» **WHAT YOU NEED TO DO**:
Filter the entries that follow, copying every line in which the word "Oblacnost" appears.

* BEGIN *

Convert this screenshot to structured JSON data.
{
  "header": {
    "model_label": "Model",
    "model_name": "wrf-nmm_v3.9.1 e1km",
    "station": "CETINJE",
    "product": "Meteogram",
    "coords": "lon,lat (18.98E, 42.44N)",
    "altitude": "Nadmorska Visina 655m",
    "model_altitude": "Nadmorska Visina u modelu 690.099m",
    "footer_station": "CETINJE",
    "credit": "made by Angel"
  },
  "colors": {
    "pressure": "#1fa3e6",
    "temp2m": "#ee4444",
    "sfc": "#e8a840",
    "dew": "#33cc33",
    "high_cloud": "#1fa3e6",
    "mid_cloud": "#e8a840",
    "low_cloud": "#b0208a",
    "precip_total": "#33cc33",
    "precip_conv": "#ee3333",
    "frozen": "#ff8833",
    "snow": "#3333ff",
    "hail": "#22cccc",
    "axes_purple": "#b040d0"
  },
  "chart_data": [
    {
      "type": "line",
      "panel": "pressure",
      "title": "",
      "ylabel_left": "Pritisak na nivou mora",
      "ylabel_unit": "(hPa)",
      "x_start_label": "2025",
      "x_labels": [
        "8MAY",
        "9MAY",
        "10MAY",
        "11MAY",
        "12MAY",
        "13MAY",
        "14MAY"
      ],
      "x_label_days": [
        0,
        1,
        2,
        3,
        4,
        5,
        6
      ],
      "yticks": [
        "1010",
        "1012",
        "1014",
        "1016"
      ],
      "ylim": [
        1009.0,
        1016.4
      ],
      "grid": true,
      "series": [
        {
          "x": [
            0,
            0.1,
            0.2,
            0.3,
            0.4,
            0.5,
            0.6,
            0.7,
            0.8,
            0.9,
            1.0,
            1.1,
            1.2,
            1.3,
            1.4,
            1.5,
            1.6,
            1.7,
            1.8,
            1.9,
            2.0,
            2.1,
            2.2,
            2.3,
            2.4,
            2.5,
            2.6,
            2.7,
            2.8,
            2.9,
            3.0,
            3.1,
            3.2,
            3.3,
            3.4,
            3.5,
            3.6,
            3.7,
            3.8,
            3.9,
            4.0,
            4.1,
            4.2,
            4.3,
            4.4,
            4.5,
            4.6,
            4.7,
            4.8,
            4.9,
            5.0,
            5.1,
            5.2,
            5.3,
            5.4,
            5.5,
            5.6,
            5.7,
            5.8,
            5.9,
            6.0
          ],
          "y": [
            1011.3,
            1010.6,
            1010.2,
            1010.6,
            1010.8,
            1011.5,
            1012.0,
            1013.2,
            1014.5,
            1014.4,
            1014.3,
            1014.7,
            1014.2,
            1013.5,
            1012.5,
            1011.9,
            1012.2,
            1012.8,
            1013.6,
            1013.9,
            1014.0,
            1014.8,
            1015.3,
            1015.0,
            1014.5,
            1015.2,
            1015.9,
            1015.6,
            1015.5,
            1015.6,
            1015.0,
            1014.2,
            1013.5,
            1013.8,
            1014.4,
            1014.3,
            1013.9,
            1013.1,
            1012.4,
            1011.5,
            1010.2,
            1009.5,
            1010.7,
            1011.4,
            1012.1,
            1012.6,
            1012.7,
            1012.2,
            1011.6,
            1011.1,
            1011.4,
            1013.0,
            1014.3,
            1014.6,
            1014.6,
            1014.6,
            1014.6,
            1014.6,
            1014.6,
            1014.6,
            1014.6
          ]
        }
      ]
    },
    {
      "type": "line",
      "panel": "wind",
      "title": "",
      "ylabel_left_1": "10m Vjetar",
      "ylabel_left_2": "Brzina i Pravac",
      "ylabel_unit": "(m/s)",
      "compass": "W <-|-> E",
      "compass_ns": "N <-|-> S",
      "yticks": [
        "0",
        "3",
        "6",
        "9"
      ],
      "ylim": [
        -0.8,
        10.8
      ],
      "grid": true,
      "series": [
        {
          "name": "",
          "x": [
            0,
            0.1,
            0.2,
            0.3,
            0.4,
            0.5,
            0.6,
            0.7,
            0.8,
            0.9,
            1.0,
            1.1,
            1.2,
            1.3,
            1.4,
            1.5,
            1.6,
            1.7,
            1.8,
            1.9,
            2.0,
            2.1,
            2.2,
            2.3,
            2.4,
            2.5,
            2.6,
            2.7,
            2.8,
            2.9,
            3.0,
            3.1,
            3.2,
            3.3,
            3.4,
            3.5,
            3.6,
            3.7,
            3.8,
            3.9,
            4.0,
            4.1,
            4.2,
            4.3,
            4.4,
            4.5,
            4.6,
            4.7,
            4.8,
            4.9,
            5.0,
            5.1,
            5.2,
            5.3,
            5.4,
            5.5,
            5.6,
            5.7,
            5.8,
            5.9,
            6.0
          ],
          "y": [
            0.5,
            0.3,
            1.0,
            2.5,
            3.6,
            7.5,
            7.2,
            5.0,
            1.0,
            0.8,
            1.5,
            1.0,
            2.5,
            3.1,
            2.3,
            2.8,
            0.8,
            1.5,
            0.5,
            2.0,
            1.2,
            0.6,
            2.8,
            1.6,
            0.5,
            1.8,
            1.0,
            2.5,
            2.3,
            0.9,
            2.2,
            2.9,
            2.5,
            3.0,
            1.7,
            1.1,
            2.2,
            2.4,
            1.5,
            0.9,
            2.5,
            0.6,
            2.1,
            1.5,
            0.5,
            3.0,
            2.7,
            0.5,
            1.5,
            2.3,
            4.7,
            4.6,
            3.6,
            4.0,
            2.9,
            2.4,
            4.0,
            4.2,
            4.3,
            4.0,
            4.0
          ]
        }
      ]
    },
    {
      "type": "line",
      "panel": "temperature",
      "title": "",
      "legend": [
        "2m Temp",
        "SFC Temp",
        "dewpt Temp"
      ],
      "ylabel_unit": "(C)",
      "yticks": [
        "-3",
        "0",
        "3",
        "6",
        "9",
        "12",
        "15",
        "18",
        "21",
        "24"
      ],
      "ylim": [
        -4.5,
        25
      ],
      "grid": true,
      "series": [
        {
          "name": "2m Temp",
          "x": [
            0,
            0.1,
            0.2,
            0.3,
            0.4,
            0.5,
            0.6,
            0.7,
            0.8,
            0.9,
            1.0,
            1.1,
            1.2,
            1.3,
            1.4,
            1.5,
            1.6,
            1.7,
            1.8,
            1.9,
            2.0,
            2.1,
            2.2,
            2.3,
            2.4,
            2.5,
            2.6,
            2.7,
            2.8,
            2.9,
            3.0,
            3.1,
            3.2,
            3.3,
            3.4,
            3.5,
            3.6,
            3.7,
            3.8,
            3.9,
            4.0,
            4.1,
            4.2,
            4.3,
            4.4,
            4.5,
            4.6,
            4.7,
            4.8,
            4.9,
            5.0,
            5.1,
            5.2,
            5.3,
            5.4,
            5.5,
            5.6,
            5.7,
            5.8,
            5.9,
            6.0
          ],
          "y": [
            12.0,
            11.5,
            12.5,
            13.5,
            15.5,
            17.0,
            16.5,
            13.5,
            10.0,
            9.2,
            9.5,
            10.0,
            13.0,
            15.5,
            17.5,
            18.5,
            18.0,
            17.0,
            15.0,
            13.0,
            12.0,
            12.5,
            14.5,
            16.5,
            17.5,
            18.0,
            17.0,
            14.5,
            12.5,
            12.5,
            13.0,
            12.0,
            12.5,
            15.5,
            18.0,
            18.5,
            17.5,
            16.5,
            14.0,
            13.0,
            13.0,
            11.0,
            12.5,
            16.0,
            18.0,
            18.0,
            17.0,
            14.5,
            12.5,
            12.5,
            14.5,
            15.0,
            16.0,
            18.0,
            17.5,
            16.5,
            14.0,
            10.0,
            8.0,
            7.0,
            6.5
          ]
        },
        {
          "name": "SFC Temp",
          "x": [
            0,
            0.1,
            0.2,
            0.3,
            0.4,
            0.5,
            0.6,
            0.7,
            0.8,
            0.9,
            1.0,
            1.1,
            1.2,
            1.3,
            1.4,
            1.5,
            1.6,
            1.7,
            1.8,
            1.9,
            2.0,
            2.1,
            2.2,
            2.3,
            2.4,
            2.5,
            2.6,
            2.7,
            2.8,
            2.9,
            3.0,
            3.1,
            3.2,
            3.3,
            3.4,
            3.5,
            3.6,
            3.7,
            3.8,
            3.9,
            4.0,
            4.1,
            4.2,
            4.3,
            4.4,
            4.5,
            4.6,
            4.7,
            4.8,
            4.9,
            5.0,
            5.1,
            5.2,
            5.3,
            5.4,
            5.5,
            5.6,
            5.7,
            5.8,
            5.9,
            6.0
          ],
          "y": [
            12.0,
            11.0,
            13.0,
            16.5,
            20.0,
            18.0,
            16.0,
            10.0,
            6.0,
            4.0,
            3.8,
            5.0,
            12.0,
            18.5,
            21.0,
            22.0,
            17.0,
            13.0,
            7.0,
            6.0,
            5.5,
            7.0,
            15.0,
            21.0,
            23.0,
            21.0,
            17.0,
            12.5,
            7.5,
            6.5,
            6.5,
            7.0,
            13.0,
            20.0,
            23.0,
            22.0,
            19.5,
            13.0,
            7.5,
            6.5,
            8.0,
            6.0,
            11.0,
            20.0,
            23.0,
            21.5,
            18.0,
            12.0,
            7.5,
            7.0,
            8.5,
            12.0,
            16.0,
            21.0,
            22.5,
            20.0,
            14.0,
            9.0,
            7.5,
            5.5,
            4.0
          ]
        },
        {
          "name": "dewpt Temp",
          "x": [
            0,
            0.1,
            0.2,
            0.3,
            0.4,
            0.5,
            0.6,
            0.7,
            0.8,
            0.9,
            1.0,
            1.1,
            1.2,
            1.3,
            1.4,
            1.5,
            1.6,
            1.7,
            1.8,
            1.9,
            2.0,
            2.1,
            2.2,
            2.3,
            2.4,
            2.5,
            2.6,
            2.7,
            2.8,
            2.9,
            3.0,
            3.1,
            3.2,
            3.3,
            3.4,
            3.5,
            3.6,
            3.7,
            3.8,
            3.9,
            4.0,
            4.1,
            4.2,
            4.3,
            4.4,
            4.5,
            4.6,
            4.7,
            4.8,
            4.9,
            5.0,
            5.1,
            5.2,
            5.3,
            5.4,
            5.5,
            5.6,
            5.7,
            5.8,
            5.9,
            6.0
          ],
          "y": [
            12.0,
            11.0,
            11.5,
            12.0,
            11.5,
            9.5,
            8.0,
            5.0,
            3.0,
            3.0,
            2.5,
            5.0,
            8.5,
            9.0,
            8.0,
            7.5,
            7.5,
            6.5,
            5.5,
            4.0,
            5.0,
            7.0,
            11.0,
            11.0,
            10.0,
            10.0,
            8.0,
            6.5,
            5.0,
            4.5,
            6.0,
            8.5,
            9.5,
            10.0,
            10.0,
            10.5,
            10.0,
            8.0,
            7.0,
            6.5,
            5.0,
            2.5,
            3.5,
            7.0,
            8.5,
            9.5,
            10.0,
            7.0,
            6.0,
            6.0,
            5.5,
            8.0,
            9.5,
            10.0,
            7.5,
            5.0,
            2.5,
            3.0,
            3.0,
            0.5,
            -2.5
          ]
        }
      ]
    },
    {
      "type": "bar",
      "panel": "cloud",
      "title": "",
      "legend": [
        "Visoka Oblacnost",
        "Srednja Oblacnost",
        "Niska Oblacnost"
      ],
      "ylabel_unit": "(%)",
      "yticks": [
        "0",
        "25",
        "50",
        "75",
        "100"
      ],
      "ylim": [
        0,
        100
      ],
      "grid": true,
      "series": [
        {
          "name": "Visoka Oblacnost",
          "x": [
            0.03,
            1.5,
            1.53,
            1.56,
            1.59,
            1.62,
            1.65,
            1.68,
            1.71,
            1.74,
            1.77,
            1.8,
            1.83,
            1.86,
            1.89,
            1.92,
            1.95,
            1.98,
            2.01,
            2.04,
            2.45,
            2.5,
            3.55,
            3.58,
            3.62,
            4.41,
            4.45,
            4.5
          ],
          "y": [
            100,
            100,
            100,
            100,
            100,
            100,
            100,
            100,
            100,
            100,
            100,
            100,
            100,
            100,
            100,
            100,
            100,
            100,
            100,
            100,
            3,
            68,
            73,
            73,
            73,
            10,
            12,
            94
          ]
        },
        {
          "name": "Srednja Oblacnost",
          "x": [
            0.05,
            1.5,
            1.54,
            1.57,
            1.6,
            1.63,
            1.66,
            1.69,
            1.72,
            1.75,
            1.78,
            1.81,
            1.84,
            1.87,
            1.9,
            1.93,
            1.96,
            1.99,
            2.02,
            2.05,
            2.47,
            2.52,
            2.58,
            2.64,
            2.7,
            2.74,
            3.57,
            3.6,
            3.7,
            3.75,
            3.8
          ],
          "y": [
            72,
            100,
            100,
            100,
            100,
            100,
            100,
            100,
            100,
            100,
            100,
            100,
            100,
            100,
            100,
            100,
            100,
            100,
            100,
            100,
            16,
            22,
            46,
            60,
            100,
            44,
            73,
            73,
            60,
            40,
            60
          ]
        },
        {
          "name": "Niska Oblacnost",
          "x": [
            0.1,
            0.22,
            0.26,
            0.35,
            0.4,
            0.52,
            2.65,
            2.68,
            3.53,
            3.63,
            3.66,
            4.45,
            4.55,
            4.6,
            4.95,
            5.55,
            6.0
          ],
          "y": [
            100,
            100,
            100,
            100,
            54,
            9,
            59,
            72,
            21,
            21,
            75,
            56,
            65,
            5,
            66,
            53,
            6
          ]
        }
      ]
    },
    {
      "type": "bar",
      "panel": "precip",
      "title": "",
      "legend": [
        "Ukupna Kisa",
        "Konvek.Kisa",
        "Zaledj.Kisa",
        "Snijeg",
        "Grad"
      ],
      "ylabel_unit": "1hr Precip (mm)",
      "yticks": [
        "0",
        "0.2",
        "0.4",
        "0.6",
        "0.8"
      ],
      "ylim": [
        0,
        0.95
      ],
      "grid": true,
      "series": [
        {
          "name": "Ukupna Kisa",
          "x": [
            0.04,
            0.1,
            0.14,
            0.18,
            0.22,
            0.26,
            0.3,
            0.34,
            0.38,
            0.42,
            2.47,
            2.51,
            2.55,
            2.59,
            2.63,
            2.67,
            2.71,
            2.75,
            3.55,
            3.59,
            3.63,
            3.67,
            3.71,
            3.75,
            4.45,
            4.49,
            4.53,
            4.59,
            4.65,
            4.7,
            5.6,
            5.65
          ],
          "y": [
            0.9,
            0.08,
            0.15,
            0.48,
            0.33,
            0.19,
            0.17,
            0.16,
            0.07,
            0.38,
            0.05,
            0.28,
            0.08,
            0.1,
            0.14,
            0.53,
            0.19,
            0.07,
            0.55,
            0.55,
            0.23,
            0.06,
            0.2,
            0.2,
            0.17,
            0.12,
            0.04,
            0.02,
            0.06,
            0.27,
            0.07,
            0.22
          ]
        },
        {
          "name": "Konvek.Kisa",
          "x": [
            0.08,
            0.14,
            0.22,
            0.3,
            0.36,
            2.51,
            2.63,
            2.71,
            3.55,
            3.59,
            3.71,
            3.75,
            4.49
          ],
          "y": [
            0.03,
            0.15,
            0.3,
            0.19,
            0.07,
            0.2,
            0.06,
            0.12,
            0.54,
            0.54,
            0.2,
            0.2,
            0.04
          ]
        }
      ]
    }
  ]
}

* END *

» **TASK OUTPUT**:
        "Visoka Oblacnost",
        "Srednja Oblacnost",
        "Niska Oblacnost"
          "name": "Visoka Oblacnost",
          "name": "Srednja Oblacnost",
          "name": "Niska Oblacnost",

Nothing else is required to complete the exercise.